SET EXERCISE. Make an exact copy of the entries below.

Stored items.

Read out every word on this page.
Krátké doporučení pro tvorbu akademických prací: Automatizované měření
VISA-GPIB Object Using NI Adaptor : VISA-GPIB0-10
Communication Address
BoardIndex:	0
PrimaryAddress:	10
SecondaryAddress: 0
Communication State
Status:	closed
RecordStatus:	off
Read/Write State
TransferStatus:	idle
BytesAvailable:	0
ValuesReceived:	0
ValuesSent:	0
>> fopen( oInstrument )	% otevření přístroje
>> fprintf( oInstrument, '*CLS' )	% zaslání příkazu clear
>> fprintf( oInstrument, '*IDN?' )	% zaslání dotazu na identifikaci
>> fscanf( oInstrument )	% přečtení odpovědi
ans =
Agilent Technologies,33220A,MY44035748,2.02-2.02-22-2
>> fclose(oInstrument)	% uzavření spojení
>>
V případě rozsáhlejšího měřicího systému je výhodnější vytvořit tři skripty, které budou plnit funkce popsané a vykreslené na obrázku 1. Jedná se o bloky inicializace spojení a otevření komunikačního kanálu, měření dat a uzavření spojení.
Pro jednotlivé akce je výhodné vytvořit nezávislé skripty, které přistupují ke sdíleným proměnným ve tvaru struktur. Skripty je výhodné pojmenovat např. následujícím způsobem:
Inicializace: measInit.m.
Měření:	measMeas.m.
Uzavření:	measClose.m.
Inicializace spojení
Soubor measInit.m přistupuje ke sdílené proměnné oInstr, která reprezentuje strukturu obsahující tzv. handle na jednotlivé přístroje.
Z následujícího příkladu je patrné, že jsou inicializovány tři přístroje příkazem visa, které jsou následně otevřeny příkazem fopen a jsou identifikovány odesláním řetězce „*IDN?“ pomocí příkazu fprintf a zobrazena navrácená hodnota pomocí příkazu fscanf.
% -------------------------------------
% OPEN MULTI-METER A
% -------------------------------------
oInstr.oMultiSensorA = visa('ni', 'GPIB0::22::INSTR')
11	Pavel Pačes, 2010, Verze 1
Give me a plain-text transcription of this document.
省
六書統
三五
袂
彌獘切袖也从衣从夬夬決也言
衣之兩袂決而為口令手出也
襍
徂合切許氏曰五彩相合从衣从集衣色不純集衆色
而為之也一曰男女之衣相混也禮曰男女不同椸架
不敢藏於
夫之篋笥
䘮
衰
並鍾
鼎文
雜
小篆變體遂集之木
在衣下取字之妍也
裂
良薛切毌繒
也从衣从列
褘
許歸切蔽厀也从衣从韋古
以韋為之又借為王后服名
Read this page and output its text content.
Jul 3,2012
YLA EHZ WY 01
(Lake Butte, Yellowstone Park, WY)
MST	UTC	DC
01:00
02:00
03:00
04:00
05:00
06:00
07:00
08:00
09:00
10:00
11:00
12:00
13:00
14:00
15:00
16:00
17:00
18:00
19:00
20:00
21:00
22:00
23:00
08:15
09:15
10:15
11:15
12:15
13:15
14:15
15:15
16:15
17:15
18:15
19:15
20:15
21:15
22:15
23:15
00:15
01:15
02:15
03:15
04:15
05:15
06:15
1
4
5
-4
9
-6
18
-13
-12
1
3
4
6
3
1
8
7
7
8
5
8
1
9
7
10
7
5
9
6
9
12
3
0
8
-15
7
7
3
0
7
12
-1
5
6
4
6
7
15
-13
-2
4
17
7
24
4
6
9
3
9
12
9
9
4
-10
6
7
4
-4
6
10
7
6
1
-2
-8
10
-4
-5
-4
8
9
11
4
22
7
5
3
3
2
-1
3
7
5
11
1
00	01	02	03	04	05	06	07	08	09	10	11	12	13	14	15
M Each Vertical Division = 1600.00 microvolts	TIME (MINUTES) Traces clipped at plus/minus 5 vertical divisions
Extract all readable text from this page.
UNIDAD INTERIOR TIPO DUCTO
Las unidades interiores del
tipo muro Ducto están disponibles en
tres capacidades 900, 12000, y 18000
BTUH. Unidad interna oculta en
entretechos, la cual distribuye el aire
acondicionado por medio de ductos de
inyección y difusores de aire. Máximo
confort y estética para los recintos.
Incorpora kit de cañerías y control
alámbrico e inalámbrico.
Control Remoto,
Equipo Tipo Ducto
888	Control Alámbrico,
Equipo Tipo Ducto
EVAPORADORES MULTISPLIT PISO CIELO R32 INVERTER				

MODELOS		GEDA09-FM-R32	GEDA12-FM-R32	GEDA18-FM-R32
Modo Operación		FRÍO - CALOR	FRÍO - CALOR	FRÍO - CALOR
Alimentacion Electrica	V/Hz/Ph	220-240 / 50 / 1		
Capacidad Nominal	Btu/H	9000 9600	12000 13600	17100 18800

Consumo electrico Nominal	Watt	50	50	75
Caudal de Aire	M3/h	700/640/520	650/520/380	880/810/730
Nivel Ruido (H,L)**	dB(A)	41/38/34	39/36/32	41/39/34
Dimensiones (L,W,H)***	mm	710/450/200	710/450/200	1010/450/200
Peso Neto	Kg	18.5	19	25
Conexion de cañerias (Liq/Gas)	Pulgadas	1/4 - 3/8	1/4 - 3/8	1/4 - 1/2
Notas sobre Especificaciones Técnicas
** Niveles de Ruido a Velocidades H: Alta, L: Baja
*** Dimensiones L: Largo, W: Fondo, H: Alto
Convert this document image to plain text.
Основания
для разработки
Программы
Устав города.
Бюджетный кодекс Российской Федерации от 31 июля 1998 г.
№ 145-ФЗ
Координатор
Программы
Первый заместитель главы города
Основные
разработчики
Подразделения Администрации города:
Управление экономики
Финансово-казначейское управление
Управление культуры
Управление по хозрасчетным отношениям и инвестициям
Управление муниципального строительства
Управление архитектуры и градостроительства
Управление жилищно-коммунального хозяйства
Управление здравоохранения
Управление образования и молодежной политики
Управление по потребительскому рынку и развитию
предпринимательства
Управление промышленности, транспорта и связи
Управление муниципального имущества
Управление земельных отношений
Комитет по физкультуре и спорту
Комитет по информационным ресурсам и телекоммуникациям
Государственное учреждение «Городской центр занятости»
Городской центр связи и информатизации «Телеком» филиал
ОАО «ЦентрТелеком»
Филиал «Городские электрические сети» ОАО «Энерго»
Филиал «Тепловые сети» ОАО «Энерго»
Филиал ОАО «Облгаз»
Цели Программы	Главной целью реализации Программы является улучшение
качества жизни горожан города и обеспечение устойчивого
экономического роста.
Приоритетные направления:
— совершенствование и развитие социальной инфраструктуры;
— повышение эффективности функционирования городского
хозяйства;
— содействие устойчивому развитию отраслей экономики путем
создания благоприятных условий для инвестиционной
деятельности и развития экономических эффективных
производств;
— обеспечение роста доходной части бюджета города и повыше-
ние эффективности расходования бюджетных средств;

RESULT OF THIS TASK.
Read out every word on this page.
Krátké doporučení pro tvorbu akademických prací: Automatizované měření
VISA-GPIB Object Using NI Adaptor : VISA-GPIB0-10
Communication Address
BoardIndex:	0
PrimaryAddress:	10
SecondaryAddress: 0
Communication State
Status:	closed
RecordStatus:	off
Read/Write State
TransferStatus:	idle
BytesAvailable:	0
ValuesReceived:	0
ValuesSent:	0
>> fopen( oInstrument )	% otevření přístroje
>> fprintf( oInstrument, '*CLS' )	% zaslání příkazu clear
>> fprintf( oInstrument, '*IDN?' )	% zaslání dotazu na identifikaci
>> fscanf( oInstrument )	% přečtení odpovědi
ans =
Agilent Technologies,33220A,MY44035748,2.02-2.02-22-2
>> fclose(oInstrument)	% uzavření spojení
>>
V případě rozsáhlejšího měřicího systému je výhodnější vytvořit tři skripty, které budou plnit funkce popsané a vykreslené na obrázku 1. Jedná se o bloky inicializace spojení a otevření komunikačního kanálu, měření dat a uzavření spojení.
Pro jednotlivé akce je výhodné vytvořit nezávislé skripty, které přistupují ke sdíleným proměnným ve tvaru struktur. Skripty je výhodné pojmenovat např. následujícím způsobem:
Inicializace: measInit.m.
Měření:	measMeas.m.
Uzavření:	measClose.m.
Inicializace spojení
Soubor measInit.m přistupuje ke sdílené proměnné oInstr, která reprezentuje strukturu obsahující tzv. handle na jednotlivé přístroje.
Z následujícího příkladu je patrné, že jsou inicializovány tři přístroje příkazem visa, které jsou následně otevřeny příkazem fopen a jsou identifikovány odesláním řetězce „*IDN?“ pomocí příkazu fprintf a zobrazena navrácená hodnota pomocí příkazu fscanf.
% -------------------------------------
% OPEN MULTI-METER A
% -------------------------------------
oInstr.oMultiSensorA = visa('ni', 'GPIB0::22::INSTR')
11	Pavel Pačes, 2010, Verze 1
Give me a plain-text transcription of this document.
省
六書統
三五
袂
彌獘切袖也从衣从夬夬決也言
衣之兩袂決而為口令手出也
襍
徂合切許氏曰五彩相合从衣从集衣色不純集衆色
而為之也一曰男女之衣相混也禮曰男女不同椸架
不敢藏於
夫之篋笥
䘮
衰
並鍾
鼎文
雜
小篆變體遂集之木
在衣下取字之妍也
裂
良薛切毌繒
也从衣从列
褘
許歸切蔽厀也从衣从韋古
以韋為之又借為王后服名
Read this page and output its text content.
Jul 3,2012
YLA EHZ WY 01
(Lake Butte, Yellowstone Park, WY)
MST	UTC	DC
01:00
02:00
03:00
04:00
05:00
06:00
07:00
08:00
09:00
10:00
11:00
12:00
13:00
14:00
15:00
16:00
17:00
18:00
19:00
20:00
21:00
22:00
23:00
08:15
09:15
10:15
11:15
12:15
13:15
14:15
15:15
16:15
17:15
18:15
19:15
20:15
21:15
22:15
23:15
00:15
01:15
02:15
03:15
04:15
05:15
06:15
1
4
5
-4
9
-6
18
-13
-12
1
3
4
6
3
1
8
7
7
8
5
8
1
9
7
10
7
5
9
6
9
12
3
0
8
-15
7
7
3
0
7
12
-1
5
6
4
6
7
15
-13
-2
4
17
7
24
4
6
9
3
9
12
9
9
4
-10
6
7
4
-4
6
10
7
6
1
-2
-8
10
-4
-5
-4
8
9
11
4
22
7
5
3
3
2
-1
3
7
5
11
1
00	01	02	03	04	05	06	07	08	09	10	11	12	13	14	15
M Each Vertical Division = 1600.00 microvolts	TIME (MINUTES) Traces clipped at plus/minus 5 vertical divisions
Extract all readable text from this page.
UNIDAD INTERIOR TIPO DUCTO
Las unidades interiores del
tipo muro Ducto están disponibles en
tres capacidades 900, 12000, y 18000
BTUH. Unidad interna oculta en
entretechos, la cual distribuye el aire
acondicionado por medio de ductos de
inyección y difusores de aire. Máximo
confort y estética para los recintos.
Incorpora kit de cañerías y control
alámbrico e inalámbrico.
Control Remoto,
Equipo Tipo Ducto
888	Control Alámbrico,
Equipo Tipo Ducto
EVAPORADORES MULTISPLIT PISO CIELO R32 INVERTER				

MODELOS		GEDA09-FM-R32	GEDA12-FM-R32	GEDA18-FM-R32
Modo Operación		FRÍO - CALOR	FRÍO - CALOR	FRÍO - CALOR
Alimentacion Electrica	V/Hz/Ph	220-240 / 50 / 1		
Capacidad Nominal	Btu/H	9000 9600	12000 13600	17100 18800

Consumo electrico Nominal	Watt	50	50	75
Caudal de Aire	M3/h	700/640/520	650/520/380	880/810/730
Nivel Ruido (H,L)**	dB(A)	41/38/34	39/36/32	41/39/34
Dimensiones (L,W,H)***	mm	710/450/200	710/450/200	1010/450/200
Peso Neto	Kg	18.5	19	25
Conexion de cañerias (Liq/Gas)	Pulgadas	1/4 - 3/8	1/4 - 3/8	1/4 - 1/2
Notas sobre Especificaciones Técnicas
** Niveles de Ruido a Velocidades H: Alta, L: Baja
*** Dimensiones L: Largo, W: Fondo, H: Alto
Convert this document image to plain text.
Основания
для разработки
Программы
Устав города.
Бюджетный кодекс Российской Федерации от 31 июля 1998 г.
№ 145-ФЗ
Координатор
Программы
Первый заместитель главы города
Основные
разработчики
Подразделения Администрации города:
Управление экономики
Финансово-казначейское управление
Управление культуры
Управление по хозрасчетным отношениям и инвестициям
Управление муниципального строительства
Управление архитектуры и градостроительства
Управление жилищно-коммунального хозяйства
Управление здравоохранения
Управление образования и молодежной политики
Управление по потребительскому рынку и развитию
предпринимательства
Управление промышленности, транспорта и связи
Управление муниципального имущества
Управление земельных отношений
Комитет по физкультуре и спорту
Комитет по информационным ресурсам и телекоммуникациям
Государственное учреждение «Городской центр занятости»
Городской центр связи и информатизации «Телеком» филиал
ОАО «ЦентрТелеком»
Филиал «Городские электрические сети» ОАО «Энерго»
Филиал «Тепловые сети» ОАО «Энерго»
Филиал ОАО «Облгаз»
Цели Программы	Главной целью реализации Программы является улучшение
качества жизни горожан города и обеспечение устойчивого
экономического роста.
Приоритетные направления:
— совершенствование и развитие социальной инфраструктуры;
— повышение эффективности функционирования городского
хозяйства;
— содействие устойчивому развитию отраслей экономики путем
создания благоприятных условий для инвестиционной
деятельности и развития экономических эффективных
производств;
— обеспечение роста доходной части бюджета города и повыше-
ние эффективности расходования бюджетных средств;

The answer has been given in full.